[Data listing]

Begin

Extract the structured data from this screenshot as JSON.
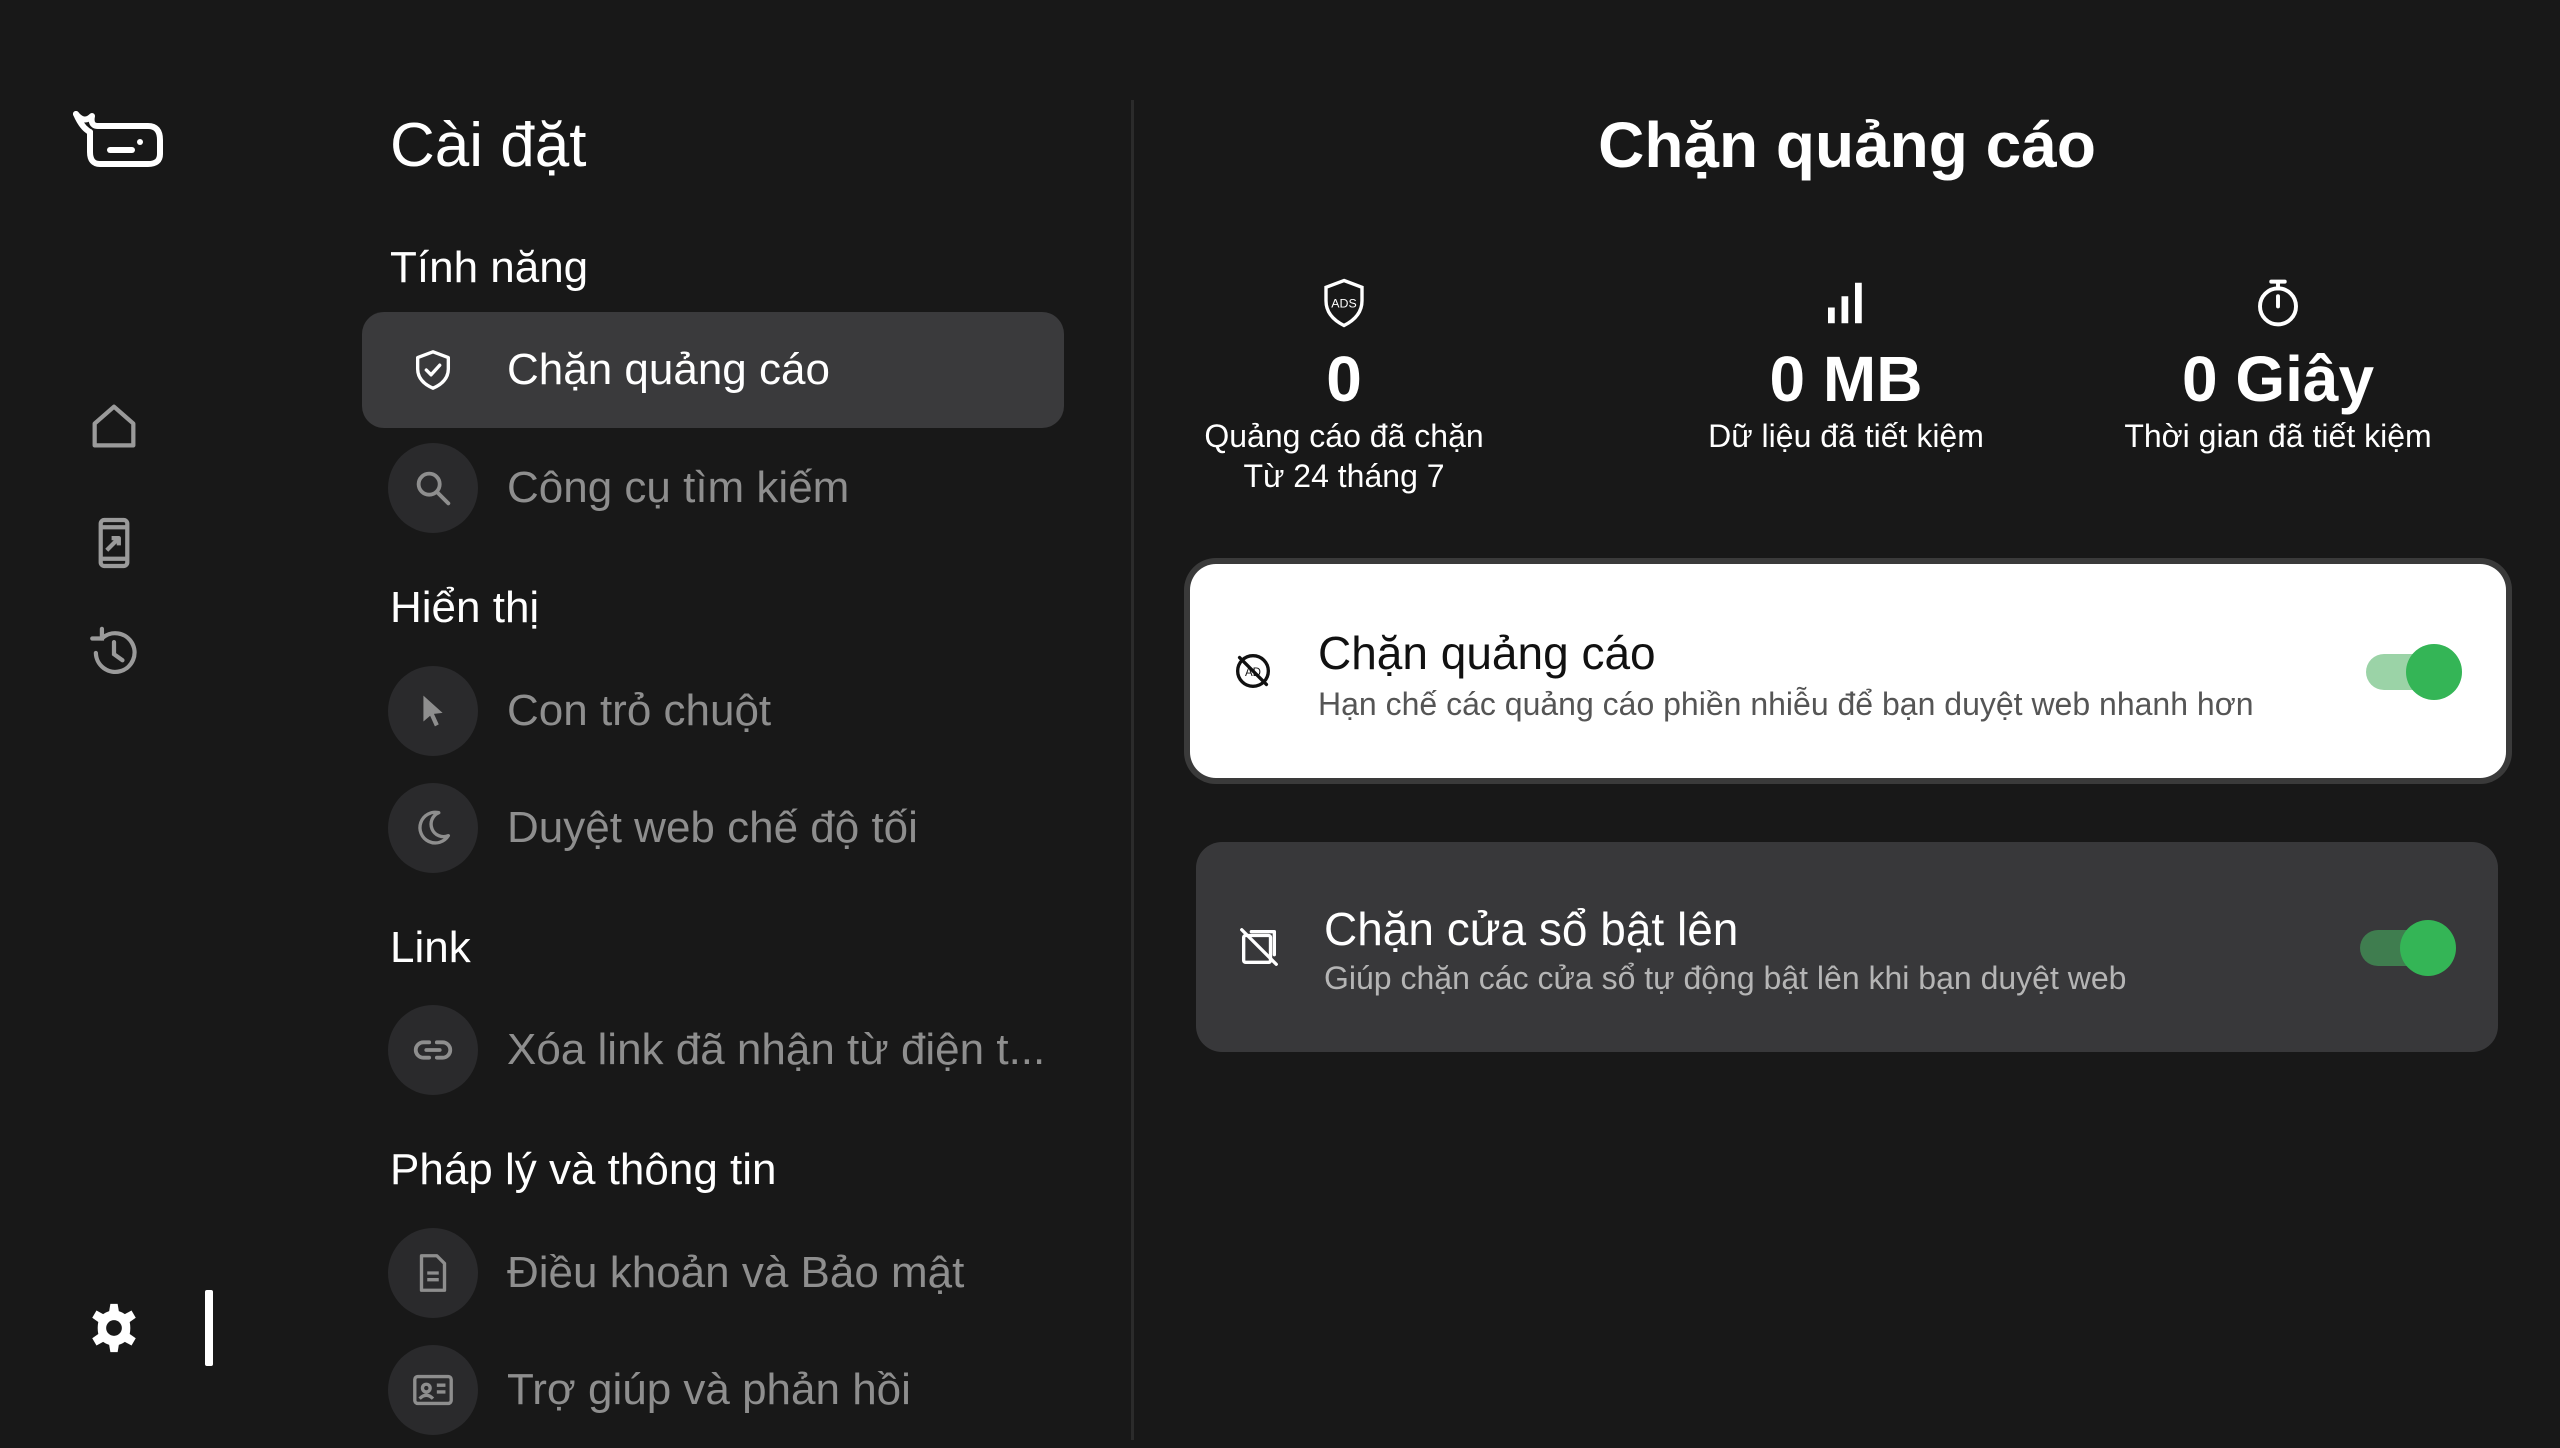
{
  "settings": {
    "title": "Cài đặt",
    "sections": {
      "features": "Tính năng",
      "display": "Hiển thị",
      "link": "Link",
      "legal": "Pháp lý và thông tin"
    },
    "items": {
      "adblock": "Chặn quảng cáo",
      "search": "Công cụ tìm kiếm",
      "cursor": "Con trỏ chuột",
      "dark": "Duyệt web chế độ tối",
      "clear_link": "Xóa link đã nhận từ điện t...",
      "terms": "Điều khoản và Bảo mật",
      "help": "Trợ giúp và phản hồi"
    }
  },
  "panel": {
    "title": "Chặn quảng cáo",
    "stats": [
      {
        "icon": "ads-shield-icon",
        "value": "0",
        "caption1": "Quảng cáo đã chặn",
        "caption2": "Từ 24 tháng 7"
      },
      {
        "icon": "bar-chart-icon",
        "value": "0 MB",
        "caption1": "Dữ liệu đã tiết kiệm"
      },
      {
        "icon": "stopwatch-icon",
        "value": "0 Giây",
        "caption1": "Thời gian đã tiết kiệm"
      }
    ],
    "cards": [
      {
        "title": "Chặn quảng cáo",
        "subtitle": "Hạn chế các quảng cáo phiền nhiễu để bạn duyệt web nhanh hơn",
        "enabled": true
      },
      {
        "title": "Chặn cửa sổ bật lên",
        "subtitle": "Giúp chặn các cửa sổ tự động bật lên khi bạn duyệt web",
        "enabled": true
      }
    ]
  },
  "colors": {
    "background": "#181818",
    "accent_green": "#34b556",
    "active_item": "#3a3a3c"
  }
}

End

* [Short exercise]:
Images in the data above are to be skipped. Retype all other material exactly.

* [Answer for the task]:
Extract the structured data from this screenshot as JSON.
{
  "settings": {
    "title": "Cài đặt",
    "sections": {
      "features": "Tính năng",
      "display": "Hiển thị",
      "link": "Link",
      "legal": "Pháp lý và thông tin"
    },
    "items": {
      "adblock": "Chặn quảng cáo",
      "search": "Công cụ tìm kiếm",
      "cursor": "Con trỏ chuột",
      "dark": "Duyệt web chế độ tối",
      "clear_link": "Xóa link đã nhận từ điện t...",
      "terms": "Điều khoản và Bảo mật",
      "help": "Trợ giúp và phản hồi"
    }
  },
  "panel": {
    "title": "Chặn quảng cáo",
    "stats": [
      {
        "icon": "ads-shield-icon",
        "value": "0",
        "caption1": "Quảng cáo đã chặn",
        "caption2": "Từ 24 tháng 7"
      },
      {
        "icon": "bar-chart-icon",
        "value": "0 MB",
        "caption1": "Dữ liệu đã tiết kiệm"
      },
      {
        "icon": "stopwatch-icon",
        "value": "0 Giây",
        "caption1": "Thời gian đã tiết kiệm"
      }
    ],
    "cards": [
      {
        "title": "Chặn quảng cáo",
        "subtitle": "Hạn chế các quảng cáo phiền nhiễu để bạn duyệt web nhanh hơn",
        "enabled": true
      },
      {
        "title": "Chặn cửa sổ bật lên",
        "subtitle": "Giúp chặn các cửa sổ tự động bật lên khi bạn duyệt web",
        "enabled": true
      }
    ]
  },
  "colors": {
    "background": "#181818",
    "accent_green": "#34b556",
    "active_item": "#3a3a3c"
  }
}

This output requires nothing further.